▶ YOUR GOAL: Pull out every line below that holds the word "take".

** start LISTED RECORDS **

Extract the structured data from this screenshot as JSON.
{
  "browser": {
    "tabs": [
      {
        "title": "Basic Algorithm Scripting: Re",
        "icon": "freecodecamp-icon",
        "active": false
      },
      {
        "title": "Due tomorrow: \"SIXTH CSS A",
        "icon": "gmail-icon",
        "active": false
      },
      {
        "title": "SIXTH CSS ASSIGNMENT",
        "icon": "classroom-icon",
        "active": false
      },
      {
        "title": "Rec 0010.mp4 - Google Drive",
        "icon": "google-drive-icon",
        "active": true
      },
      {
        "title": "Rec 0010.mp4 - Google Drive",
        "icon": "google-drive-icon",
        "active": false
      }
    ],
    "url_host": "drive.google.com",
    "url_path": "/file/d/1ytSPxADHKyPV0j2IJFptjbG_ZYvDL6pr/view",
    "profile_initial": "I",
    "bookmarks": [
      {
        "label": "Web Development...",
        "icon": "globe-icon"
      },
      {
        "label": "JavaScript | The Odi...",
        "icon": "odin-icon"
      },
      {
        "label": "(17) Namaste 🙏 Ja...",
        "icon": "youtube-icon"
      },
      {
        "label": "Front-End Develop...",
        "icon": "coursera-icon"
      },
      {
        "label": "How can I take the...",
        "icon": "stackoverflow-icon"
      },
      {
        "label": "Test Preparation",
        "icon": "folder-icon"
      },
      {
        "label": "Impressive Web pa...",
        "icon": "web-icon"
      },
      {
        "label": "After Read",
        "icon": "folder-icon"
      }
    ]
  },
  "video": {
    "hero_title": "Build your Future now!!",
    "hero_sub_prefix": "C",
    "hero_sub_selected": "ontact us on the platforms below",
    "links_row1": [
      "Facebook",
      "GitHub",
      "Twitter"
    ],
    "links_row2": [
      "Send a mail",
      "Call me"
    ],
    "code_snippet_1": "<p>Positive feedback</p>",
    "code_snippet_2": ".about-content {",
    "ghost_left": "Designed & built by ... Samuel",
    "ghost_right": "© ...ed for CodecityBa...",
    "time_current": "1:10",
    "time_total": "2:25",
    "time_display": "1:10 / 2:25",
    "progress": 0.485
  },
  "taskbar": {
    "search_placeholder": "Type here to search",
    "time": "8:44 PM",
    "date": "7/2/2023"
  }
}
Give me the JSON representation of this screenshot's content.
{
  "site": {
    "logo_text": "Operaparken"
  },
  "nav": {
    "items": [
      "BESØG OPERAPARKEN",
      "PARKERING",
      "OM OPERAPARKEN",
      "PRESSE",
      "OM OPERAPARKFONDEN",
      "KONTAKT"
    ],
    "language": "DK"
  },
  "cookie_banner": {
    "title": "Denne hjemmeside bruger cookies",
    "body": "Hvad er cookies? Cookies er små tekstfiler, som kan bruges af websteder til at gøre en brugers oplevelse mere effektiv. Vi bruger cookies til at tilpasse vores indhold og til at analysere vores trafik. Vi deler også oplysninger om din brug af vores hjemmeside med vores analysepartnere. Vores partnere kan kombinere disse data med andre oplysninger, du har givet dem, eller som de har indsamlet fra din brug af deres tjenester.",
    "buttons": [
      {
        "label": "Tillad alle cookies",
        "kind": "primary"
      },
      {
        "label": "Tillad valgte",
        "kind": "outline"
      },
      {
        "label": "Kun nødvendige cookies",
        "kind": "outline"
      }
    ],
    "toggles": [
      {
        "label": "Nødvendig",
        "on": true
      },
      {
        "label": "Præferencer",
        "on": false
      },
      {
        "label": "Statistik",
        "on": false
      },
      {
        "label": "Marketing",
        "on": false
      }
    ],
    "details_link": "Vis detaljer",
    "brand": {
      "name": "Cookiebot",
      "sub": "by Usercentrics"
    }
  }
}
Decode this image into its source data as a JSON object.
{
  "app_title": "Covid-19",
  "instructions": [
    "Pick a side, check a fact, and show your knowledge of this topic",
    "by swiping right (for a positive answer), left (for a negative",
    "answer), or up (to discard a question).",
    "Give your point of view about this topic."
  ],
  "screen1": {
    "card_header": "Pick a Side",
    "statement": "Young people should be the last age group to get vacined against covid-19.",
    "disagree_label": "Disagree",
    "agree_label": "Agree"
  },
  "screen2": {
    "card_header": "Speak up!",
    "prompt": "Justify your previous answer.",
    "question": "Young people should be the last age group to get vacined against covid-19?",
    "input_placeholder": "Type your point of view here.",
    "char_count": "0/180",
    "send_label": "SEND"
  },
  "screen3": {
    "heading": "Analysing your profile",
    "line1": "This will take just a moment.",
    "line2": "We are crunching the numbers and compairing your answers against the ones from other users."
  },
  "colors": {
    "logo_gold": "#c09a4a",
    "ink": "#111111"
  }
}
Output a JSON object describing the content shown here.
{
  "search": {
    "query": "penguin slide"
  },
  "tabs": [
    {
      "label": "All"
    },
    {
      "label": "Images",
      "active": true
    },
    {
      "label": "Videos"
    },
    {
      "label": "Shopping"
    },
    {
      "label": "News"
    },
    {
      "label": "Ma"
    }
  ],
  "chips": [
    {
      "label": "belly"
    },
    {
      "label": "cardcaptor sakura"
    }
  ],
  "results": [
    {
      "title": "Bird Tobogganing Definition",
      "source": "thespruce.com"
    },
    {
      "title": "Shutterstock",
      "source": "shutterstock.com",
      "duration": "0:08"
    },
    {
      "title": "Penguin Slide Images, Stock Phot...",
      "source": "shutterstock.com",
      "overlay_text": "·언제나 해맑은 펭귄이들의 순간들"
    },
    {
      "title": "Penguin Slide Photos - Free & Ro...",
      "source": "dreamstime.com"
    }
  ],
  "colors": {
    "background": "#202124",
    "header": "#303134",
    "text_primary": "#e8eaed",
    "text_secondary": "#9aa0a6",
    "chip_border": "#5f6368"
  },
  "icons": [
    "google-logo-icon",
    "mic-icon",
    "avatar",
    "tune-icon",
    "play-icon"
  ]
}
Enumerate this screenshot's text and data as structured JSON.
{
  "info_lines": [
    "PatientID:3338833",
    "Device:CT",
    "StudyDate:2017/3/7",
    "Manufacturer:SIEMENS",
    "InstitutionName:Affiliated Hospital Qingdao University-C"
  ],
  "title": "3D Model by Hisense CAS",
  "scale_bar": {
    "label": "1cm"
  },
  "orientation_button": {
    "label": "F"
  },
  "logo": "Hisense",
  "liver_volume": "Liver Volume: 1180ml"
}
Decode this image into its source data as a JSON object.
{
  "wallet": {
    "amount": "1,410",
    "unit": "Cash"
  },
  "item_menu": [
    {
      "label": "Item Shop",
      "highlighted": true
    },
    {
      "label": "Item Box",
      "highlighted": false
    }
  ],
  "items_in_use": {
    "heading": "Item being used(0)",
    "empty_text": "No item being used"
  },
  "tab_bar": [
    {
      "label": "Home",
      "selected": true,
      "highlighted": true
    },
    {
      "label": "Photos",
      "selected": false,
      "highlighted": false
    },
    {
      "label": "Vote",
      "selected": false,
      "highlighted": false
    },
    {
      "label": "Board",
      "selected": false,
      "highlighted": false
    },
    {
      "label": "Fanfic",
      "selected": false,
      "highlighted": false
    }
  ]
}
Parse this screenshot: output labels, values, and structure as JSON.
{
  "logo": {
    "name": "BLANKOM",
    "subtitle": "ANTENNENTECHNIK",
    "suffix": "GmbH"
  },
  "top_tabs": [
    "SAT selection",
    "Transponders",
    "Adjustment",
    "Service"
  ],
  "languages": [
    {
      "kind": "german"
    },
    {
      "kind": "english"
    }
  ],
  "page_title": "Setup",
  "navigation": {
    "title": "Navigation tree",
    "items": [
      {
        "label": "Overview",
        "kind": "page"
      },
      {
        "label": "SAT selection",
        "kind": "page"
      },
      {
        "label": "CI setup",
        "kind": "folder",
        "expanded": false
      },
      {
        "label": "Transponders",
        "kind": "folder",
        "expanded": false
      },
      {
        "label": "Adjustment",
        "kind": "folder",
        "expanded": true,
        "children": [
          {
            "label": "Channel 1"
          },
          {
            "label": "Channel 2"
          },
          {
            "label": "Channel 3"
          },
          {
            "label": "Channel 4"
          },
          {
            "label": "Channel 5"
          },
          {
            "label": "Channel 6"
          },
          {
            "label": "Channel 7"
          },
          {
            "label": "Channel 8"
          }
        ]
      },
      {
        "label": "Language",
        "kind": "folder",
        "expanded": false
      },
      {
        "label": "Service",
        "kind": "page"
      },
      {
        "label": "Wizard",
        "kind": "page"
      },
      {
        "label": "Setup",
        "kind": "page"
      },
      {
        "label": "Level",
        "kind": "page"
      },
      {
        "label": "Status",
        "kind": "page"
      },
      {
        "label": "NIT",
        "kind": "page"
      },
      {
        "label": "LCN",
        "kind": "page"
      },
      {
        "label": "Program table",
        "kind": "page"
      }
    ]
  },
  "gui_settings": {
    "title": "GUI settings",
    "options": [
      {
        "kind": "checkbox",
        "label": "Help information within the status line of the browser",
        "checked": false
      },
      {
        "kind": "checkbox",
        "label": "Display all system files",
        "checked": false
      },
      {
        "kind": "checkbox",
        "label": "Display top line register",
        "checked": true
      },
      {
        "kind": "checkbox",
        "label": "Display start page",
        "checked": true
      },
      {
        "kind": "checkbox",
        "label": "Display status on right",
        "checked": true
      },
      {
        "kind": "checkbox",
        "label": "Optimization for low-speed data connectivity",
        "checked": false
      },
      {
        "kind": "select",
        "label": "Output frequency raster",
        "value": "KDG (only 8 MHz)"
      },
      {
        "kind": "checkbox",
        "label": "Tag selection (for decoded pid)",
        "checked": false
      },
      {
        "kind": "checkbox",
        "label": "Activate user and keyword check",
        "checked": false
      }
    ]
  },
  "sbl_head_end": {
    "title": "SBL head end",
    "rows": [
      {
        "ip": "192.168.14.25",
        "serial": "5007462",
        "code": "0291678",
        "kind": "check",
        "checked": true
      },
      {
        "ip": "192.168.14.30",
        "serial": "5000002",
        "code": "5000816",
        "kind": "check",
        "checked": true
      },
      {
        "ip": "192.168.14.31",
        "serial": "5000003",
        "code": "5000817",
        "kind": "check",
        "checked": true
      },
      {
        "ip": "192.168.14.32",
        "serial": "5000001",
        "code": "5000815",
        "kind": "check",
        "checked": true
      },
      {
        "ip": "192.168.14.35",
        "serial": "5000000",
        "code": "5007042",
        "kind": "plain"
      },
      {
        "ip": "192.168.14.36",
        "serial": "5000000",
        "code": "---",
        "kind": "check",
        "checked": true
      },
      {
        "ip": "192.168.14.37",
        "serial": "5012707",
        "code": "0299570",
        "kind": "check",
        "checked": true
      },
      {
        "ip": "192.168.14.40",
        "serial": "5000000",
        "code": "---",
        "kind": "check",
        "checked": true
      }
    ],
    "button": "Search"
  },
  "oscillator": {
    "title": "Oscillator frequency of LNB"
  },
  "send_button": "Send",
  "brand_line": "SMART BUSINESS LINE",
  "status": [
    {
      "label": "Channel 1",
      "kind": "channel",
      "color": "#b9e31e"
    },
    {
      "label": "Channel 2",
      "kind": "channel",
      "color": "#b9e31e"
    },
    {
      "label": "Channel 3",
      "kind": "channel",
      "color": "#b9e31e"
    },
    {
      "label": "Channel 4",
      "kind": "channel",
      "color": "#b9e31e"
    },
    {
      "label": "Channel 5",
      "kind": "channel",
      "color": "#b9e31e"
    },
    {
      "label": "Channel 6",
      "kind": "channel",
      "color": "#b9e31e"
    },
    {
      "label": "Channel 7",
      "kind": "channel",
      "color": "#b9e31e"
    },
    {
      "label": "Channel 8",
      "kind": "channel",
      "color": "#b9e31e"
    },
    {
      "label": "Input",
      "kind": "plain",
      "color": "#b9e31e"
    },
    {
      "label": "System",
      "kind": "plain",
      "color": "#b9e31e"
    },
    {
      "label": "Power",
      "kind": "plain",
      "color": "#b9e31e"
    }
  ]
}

** end LISTED RECORDS **

▶ OUTPUT FOR THIS EXERCISE:
        "label": "How can I take the...",
    "line1": "This will take just a moment.",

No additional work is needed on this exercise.